>> Start
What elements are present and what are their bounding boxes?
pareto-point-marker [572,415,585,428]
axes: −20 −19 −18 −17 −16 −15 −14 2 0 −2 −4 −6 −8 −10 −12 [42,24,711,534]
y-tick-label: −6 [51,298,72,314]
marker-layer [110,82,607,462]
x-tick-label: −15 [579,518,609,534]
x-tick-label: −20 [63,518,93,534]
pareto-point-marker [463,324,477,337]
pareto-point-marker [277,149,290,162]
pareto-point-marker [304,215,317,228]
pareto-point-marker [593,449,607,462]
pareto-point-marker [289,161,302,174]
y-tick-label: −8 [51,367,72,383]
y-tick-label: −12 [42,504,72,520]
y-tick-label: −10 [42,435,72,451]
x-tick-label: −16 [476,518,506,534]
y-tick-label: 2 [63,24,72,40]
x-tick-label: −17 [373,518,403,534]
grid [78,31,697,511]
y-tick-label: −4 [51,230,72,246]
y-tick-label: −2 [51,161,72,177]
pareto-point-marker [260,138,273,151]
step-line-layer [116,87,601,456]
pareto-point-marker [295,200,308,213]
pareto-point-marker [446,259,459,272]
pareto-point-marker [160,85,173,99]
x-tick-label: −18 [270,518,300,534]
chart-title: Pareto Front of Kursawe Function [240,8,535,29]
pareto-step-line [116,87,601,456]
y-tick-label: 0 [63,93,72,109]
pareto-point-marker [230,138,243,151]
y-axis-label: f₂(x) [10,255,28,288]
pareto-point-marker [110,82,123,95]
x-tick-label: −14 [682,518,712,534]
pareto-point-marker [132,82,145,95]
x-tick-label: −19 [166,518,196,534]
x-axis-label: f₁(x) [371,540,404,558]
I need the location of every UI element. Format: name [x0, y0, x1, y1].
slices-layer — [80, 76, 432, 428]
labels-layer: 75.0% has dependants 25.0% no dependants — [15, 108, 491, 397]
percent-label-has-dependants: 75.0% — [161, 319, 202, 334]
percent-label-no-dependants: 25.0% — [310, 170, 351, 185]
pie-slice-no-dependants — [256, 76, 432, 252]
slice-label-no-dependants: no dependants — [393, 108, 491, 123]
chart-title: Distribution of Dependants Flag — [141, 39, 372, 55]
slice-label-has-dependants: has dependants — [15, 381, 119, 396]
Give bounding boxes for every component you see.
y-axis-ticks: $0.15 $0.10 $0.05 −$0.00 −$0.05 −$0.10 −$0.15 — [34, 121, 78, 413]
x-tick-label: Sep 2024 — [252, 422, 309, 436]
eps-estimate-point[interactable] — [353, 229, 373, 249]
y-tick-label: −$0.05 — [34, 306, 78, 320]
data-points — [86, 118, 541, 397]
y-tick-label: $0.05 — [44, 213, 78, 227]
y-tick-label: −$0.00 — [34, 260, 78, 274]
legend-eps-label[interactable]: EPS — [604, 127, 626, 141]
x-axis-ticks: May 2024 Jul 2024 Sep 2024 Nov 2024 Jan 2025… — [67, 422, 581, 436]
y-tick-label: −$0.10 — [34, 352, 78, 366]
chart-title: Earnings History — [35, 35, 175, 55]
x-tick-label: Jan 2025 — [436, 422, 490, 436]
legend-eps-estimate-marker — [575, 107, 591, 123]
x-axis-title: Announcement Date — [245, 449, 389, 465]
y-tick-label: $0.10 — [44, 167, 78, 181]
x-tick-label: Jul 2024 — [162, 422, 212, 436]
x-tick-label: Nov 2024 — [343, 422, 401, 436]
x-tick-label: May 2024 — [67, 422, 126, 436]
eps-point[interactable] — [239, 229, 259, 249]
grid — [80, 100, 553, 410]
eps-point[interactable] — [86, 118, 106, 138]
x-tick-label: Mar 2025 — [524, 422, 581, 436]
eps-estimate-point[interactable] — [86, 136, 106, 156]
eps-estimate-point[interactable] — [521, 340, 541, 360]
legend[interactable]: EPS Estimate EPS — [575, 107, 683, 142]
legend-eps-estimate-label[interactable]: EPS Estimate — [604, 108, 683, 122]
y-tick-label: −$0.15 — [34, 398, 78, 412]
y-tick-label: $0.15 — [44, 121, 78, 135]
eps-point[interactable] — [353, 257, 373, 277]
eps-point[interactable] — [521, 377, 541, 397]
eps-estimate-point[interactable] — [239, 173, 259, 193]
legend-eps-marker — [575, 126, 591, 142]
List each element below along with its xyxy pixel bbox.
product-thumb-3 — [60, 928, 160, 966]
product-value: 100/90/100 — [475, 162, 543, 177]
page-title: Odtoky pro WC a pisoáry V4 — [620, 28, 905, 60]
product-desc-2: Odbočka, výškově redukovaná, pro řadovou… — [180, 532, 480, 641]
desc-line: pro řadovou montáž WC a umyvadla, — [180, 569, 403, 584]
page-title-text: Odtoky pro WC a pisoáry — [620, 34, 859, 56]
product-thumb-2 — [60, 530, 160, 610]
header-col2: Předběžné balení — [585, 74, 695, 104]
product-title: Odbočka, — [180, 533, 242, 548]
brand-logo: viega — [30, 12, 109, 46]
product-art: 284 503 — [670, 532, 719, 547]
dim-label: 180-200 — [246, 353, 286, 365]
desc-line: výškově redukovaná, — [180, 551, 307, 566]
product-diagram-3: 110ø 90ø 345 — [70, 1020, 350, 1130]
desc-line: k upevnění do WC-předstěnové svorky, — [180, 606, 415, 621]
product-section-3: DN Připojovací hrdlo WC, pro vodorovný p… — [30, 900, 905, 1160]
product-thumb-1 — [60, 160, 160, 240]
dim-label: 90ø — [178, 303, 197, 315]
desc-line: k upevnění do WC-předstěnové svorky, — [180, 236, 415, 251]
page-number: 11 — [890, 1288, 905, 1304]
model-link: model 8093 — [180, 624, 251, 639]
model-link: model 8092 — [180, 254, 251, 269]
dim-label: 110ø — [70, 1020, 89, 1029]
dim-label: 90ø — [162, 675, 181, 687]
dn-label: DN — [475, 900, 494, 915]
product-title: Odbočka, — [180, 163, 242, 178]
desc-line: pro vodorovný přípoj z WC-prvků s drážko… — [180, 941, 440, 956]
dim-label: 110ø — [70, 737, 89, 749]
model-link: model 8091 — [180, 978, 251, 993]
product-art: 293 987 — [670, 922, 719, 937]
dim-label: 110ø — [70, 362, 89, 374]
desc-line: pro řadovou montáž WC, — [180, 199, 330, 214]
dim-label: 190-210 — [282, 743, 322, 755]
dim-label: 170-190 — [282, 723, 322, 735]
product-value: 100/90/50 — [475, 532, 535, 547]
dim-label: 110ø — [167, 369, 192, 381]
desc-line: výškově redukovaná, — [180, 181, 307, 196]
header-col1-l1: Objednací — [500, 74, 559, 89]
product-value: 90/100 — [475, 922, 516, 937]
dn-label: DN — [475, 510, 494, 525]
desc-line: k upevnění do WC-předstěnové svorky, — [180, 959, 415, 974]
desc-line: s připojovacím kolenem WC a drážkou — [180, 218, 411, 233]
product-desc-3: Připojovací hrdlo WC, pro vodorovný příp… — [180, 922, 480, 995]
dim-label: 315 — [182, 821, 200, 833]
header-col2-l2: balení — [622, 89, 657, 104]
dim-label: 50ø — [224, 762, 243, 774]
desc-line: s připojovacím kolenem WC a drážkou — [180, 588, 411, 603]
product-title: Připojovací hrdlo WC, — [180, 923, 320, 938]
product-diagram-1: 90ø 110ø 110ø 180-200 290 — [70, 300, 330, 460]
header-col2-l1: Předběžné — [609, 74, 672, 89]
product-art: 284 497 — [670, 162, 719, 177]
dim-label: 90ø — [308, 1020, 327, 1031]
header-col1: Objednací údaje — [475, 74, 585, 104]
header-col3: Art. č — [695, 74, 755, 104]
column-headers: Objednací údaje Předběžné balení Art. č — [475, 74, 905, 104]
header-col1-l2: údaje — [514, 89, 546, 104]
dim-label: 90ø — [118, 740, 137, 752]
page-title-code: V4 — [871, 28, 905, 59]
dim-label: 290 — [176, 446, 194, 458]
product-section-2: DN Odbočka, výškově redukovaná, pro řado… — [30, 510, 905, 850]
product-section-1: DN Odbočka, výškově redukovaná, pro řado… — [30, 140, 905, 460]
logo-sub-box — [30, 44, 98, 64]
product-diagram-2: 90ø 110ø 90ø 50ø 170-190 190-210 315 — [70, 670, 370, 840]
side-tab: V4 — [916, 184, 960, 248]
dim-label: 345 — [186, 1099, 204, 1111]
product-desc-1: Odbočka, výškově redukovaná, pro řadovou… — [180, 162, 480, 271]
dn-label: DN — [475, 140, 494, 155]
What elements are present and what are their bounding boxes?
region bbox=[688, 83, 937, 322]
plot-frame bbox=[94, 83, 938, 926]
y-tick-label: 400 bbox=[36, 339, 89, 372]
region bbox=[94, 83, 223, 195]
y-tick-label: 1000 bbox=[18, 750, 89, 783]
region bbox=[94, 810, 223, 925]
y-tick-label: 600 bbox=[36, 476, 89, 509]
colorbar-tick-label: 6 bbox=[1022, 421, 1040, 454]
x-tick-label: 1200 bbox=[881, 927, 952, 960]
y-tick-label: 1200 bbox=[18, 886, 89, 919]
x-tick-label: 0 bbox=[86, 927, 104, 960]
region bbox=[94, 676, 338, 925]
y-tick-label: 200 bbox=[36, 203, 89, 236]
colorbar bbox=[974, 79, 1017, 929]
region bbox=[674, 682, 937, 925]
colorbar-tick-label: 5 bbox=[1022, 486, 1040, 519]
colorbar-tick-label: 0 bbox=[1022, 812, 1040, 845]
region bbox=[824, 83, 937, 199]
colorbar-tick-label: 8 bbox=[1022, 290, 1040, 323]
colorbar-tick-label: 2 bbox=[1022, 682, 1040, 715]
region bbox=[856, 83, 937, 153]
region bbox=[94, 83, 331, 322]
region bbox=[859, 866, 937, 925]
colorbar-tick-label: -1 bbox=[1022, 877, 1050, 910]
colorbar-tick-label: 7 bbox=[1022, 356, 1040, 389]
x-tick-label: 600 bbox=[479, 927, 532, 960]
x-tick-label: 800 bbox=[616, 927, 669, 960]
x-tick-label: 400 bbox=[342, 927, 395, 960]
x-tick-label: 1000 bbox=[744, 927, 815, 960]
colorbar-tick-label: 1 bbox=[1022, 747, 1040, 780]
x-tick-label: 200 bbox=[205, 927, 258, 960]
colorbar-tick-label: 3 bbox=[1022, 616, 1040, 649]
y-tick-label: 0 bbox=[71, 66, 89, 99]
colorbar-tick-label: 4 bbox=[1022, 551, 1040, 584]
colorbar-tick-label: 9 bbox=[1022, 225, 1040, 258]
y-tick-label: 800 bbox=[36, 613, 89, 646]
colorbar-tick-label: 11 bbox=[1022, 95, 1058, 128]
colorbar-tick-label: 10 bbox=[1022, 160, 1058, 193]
>> End
#### Required work:
Copy the data word for word, from its first line through the line that contains "x-axis-label: f₁(x) [371,540,404,558]", including both of those lines.

#### Complete answer:
What elements are present and what are their bounding boxes?
pareto-point-marker [572,415,585,428]
axes: −20 −19 −18 −17 −16 −15 −14 2 0 −2 −4 −6 −8 −10 −12 [42,24,711,534]
y-tick-label: −6 [51,298,72,314]
marker-layer [110,82,607,462]
x-tick-label: −15 [579,518,609,534]
x-tick-label: −20 [63,518,93,534]
pareto-point-marker [463,324,477,337]
pareto-point-marker [277,149,290,162]
pareto-point-marker [304,215,317,228]
pareto-point-marker [593,449,607,462]
pareto-point-marker [289,161,302,174]
y-tick-label: −8 [51,367,72,383]
y-tick-label: −12 [42,504,72,520]
y-tick-label: −10 [42,435,72,451]
x-tick-label: −16 [476,518,506,534]
y-tick-label: 2 [63,24,72,40]
x-tick-label: −17 [373,518,403,534]
grid [78,31,697,511]
y-tick-label: −4 [51,230,72,246]
y-tick-label: −2 [51,161,72,177]
pareto-point-marker [260,138,273,151]
step-line-layer [116,87,601,456]
pareto-point-marker [295,200,308,213]
pareto-point-marker [446,259,459,272]
pareto-point-marker [160,85,173,99]
x-tick-label: −18 [270,518,300,534]
chart-title: Pareto Front of Kursawe Function [240,8,535,29]
pareto-step-line [116,87,601,456]
y-tick-label: 0 [63,93,72,109]
pareto-point-marker [230,138,243,151]
y-axis-label: f₂(x) [10,255,28,288]
pareto-point-marker [110,82,123,95]
x-tick-label: −14 [682,518,712,534]
pareto-point-marker [132,82,145,95]
x-tick-label: −19 [166,518,196,534]
x-axis-label: f₁(x) [371,540,404,558]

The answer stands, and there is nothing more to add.